▶ [Data for this exercise]
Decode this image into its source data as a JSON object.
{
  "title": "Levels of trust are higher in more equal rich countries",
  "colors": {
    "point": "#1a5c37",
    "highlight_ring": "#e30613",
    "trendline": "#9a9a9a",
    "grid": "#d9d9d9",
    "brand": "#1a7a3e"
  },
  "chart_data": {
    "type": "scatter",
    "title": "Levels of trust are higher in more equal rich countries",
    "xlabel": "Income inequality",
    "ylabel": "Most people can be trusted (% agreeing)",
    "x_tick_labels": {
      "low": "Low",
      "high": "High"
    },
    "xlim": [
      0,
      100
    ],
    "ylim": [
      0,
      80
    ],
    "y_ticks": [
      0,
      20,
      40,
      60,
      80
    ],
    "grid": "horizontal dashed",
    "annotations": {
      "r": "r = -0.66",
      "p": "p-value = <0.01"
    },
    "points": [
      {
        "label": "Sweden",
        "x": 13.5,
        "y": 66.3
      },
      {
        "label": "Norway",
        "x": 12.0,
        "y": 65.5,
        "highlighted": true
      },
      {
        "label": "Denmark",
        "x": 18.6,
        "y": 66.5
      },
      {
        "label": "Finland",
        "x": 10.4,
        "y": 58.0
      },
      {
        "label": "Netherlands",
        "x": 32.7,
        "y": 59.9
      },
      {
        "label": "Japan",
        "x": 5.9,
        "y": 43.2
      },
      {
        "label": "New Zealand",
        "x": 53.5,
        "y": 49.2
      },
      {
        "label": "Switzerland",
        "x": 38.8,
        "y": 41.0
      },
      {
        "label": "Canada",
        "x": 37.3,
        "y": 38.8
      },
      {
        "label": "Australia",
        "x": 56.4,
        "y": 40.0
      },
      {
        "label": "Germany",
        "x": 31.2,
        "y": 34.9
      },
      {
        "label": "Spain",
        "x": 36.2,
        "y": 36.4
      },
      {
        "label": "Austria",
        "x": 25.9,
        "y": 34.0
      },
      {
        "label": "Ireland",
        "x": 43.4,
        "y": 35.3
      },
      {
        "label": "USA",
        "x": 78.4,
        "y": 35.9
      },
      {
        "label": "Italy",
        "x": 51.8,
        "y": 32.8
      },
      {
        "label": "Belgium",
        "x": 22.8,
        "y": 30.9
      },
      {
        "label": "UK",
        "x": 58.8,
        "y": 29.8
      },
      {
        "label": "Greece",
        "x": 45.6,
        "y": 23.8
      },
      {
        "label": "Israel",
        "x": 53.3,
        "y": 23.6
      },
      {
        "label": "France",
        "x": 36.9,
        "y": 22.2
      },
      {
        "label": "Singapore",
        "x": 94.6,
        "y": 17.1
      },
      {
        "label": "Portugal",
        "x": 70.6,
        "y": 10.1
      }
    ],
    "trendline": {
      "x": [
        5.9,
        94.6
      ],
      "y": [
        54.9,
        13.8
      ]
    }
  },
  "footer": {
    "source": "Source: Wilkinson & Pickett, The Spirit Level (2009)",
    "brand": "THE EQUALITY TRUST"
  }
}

▶ [Goal] Of all the lines in the material above, how many contain the word "higher"? Give only the count.

▶ [Written solution] 2